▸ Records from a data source
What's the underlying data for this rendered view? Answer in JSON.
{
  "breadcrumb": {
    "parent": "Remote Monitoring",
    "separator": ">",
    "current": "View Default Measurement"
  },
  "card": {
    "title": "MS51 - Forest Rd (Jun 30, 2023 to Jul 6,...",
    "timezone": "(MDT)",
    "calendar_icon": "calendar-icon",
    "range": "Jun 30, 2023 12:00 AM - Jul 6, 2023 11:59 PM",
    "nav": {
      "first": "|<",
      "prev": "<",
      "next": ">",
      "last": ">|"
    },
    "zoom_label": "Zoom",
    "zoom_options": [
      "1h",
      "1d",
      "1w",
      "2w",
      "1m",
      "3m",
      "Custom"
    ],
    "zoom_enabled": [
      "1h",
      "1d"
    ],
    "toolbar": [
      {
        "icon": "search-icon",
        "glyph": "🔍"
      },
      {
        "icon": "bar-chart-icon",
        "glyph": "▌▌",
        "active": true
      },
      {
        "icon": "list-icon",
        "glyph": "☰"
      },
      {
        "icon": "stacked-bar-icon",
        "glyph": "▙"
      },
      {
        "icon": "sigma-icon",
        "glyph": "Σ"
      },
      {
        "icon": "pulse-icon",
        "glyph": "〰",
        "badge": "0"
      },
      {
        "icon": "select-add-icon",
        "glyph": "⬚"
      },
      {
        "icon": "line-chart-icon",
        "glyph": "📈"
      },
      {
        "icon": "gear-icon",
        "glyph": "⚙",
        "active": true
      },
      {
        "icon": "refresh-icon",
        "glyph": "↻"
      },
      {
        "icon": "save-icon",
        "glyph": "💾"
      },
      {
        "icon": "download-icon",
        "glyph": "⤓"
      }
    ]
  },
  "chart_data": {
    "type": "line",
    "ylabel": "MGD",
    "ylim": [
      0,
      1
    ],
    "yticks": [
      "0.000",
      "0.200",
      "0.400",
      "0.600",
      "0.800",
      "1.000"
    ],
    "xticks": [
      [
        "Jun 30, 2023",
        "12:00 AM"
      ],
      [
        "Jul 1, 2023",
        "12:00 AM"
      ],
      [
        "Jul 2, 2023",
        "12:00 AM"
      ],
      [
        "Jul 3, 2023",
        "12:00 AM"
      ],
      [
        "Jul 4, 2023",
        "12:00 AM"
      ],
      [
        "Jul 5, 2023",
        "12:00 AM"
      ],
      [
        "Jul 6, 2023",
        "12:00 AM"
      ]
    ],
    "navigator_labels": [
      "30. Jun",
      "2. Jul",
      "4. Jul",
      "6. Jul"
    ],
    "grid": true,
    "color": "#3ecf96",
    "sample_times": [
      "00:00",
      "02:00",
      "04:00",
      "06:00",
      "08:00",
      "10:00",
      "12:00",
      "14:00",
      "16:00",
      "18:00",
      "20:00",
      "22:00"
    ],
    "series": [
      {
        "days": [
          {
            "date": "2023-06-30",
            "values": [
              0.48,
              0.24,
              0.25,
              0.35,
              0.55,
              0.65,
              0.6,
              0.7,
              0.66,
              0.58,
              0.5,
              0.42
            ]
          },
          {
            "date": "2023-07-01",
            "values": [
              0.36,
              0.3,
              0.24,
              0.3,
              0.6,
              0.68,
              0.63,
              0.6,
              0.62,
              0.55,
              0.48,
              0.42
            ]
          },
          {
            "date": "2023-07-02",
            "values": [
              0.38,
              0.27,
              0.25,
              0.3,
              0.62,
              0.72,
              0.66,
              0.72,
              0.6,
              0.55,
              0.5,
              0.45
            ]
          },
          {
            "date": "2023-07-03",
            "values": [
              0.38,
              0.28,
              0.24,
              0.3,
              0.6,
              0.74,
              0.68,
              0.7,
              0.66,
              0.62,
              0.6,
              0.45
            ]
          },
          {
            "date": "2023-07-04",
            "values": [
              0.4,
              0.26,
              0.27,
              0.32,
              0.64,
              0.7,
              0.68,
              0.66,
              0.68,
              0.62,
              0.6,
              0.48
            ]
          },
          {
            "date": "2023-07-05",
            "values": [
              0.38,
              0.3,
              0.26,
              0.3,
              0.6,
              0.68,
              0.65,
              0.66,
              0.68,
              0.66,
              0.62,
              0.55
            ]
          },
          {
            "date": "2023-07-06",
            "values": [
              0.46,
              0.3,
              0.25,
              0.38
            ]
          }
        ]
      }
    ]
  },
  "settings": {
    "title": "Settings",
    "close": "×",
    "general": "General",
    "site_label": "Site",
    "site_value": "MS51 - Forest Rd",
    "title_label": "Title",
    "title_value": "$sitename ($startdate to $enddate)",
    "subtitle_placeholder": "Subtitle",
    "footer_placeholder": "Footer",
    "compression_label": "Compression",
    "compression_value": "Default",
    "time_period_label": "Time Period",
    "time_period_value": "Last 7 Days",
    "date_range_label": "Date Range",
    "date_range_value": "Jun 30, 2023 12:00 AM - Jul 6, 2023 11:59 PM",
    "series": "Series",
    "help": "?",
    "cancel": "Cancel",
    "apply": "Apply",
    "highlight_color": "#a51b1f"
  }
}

▸ Task description
All records above must be set down exactly, please.

▸ Correct output
What's the underlying data for this rendered view? Answer in JSON.
{
  "breadcrumb": {
    "parent": "Remote Monitoring",
    "separator": ">",
    "current": "View Default Measurement"
  },
  "card": {
    "title": "MS51 - Forest Rd (Jun 30, 2023 to Jul 6,...",
    "timezone": "(MDT)",
    "calendar_icon": "calendar-icon",
    "range": "Jun 30, 2023 12:00 AM - Jul 6, 2023 11:59 PM",
    "nav": {
      "first": "|<",
      "prev": "<",
      "next": ">",
      "last": ">|"
    },
    "zoom_label": "Zoom",
    "zoom_options": [
      "1h",
      "1d",
      "1w",
      "2w",
      "1m",
      "3m",
      "Custom"
    ],
    "zoom_enabled": [
      "1h",
      "1d"
    ],
    "toolbar": [
      {
        "icon": "search-icon",
        "glyph": "🔍"
      },
      {
        "icon": "bar-chart-icon",
        "glyph": "▌▌",
        "active": true
      },
      {
        "icon": "list-icon",
        "glyph": "☰"
      },
      {
        "icon": "stacked-bar-icon",
        "glyph": "▙"
      },
      {
        "icon": "sigma-icon",
        "glyph": "Σ"
      },
      {
        "icon": "pulse-icon",
        "glyph": "〰",
        "badge": "0"
      },
      {
        "icon": "select-add-icon",
        "glyph": "⬚"
      },
      {
        "icon": "line-chart-icon",
        "glyph": "📈"
      },
      {
        "icon": "gear-icon",
        "glyph": "⚙",
        "active": true
      },
      {
        "icon": "refresh-icon",
        "glyph": "↻"
      },
      {
        "icon": "save-icon",
        "glyph": "💾"
      },
      {
        "icon": "download-icon",
        "glyph": "⤓"
      }
    ]
  },
  "chart_data": {
    "type": "line",
    "ylabel": "MGD",
    "ylim": [
      0,
      1
    ],
    "yticks": [
      "0.000",
      "0.200",
      "0.400",
      "0.600",
      "0.800",
      "1.000"
    ],
    "xticks": [
      [
        "Jun 30, 2023",
        "12:00 AM"
      ],
      [
        "Jul 1, 2023",
        "12:00 AM"
      ],
      [
        "Jul 2, 2023",
        "12:00 AM"
      ],
      [
        "Jul 3, 2023",
        "12:00 AM"
      ],
      [
        "Jul 4, 2023",
        "12:00 AM"
      ],
      [
        "Jul 5, 2023",
        "12:00 AM"
      ],
      [
        "Jul 6, 2023",
        "12:00 AM"
      ]
    ],
    "navigator_labels": [
      "30. Jun",
      "2. Jul",
      "4. Jul",
      "6. Jul"
    ],
    "grid": true,
    "color": "#3ecf96",
    "sample_times": [
      "00:00",
      "02:00",
      "04:00",
      "06:00",
      "08:00",
      "10:00",
      "12:00",
      "14:00",
      "16:00",
      "18:00",
      "20:00",
      "22:00"
    ],
    "series": [
      {
        "days": [
          {
            "date": "2023-06-30",
            "values": [
              0.48,
              0.24,
              0.25,
              0.35,
              0.55,
              0.65,
              0.6,
              0.7,
              0.66,
              0.58,
              0.5,
              0.42
            ]
          },
          {
            "date": "2023-07-01",
            "values": [
              0.36,
              0.3,
              0.24,
              0.3,
              0.6,
              0.68,
              0.63,
              0.6,
              0.62,
              0.55,
              0.48,
              0.42
            ]
          },
          {
            "date": "2023-07-02",
            "values": [
              0.38,
              0.27,
              0.25,
              0.3,
              0.62,
              0.72,
              0.66,
              0.72,
              0.6,
              0.55,
              0.5,
              0.45
            ]
          },
          {
            "date": "2023-07-03",
            "values": [
              0.38,
              0.28,
              0.24,
              0.3,
              0.6,
              0.74,
              0.68,
              0.7,
              0.66,
              0.62,
              0.6,
              0.45
            ]
          },
          {
            "date": "2023-07-04",
            "values": [
              0.4,
              0.26,
              0.27,
              0.32,
              0.64,
              0.7,
              0.68,
              0.66,
              0.68,
              0.62,
              0.6,
              0.48
            ]
          },
          {
            "date": "2023-07-05",
            "values": [
              0.38,
              0.3,
              0.26,
              0.3,
              0.6,
              0.68,
              0.65,
              0.66,
              0.68,
              0.66,
              0.62,
              0.55
            ]
          },
          {
            "date": "2023-07-06",
            "values": [
              0.46,
              0.3,
              0.25,
              0.38
            ]
          }
        ]
      }
    ]
  },
  "settings": {
    "title": "Settings",
    "close": "×",
    "general": "General",
    "site_label": "Site",
    "site_value": "MS51 - Forest Rd",
    "title_label": "Title",
    "title_value": "$sitename ($startdate to $enddate)",
    "subtitle_placeholder": "Subtitle",
    "footer_placeholder": "Footer",
    "compression_label": "Compression",
    "compression_value": "Default",
    "time_period_label": "Time Period",
    "time_period_value": "Last 7 Days",
    "date_range_label": "Date Range",
    "date_range_value": "Jun 30, 2023 12:00 AM - Jul 6, 2023 11:59 PM",
    "series": "Series",
    "help": "?",
    "cancel": "Cancel",
    "apply": "Apply",
    "highlight_color": "#a51b1f"
  }
}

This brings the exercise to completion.